• EXERCISE REQUIREMENTS:
Check every line below for the word "höchste" and copy the ones that have it.

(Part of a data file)
—————
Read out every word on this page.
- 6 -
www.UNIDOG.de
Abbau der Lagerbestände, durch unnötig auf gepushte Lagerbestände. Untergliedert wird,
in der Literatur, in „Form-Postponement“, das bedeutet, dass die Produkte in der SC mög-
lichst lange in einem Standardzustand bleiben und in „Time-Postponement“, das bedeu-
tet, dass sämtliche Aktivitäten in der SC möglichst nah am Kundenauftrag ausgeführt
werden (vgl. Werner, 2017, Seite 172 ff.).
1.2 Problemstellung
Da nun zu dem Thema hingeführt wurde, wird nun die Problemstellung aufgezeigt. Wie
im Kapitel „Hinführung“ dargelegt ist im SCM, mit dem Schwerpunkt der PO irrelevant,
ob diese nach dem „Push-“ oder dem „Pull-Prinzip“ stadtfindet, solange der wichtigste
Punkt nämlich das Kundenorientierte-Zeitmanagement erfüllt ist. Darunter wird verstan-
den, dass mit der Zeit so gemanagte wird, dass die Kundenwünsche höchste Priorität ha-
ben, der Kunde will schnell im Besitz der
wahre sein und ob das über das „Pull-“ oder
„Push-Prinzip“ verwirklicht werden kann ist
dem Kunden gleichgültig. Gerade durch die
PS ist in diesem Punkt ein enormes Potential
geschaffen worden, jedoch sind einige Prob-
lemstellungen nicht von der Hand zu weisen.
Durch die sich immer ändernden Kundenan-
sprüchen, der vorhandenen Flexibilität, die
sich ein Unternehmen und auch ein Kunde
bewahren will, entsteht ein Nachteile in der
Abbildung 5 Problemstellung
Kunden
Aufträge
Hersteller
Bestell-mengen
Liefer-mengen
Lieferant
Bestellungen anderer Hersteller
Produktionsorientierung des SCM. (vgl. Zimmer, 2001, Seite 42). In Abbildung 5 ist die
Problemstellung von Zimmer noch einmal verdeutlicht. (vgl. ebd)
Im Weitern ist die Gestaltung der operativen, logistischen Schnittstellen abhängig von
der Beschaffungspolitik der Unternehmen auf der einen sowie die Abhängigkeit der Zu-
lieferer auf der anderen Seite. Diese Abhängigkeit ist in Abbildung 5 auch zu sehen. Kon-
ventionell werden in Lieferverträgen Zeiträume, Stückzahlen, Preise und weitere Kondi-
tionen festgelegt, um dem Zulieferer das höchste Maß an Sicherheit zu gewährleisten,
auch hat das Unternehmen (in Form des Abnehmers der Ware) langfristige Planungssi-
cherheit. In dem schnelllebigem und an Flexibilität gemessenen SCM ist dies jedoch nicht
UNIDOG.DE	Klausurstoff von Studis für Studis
—————
• RESULT FOR THIS TASK:
den, dass mit der Zeit so gemanagte wird, dass die Kundenwünsche höchste Priorität ha-
tionen festgelegt, um dem Zulieferer das höchste Maß an Sicherheit zu gewährleisten,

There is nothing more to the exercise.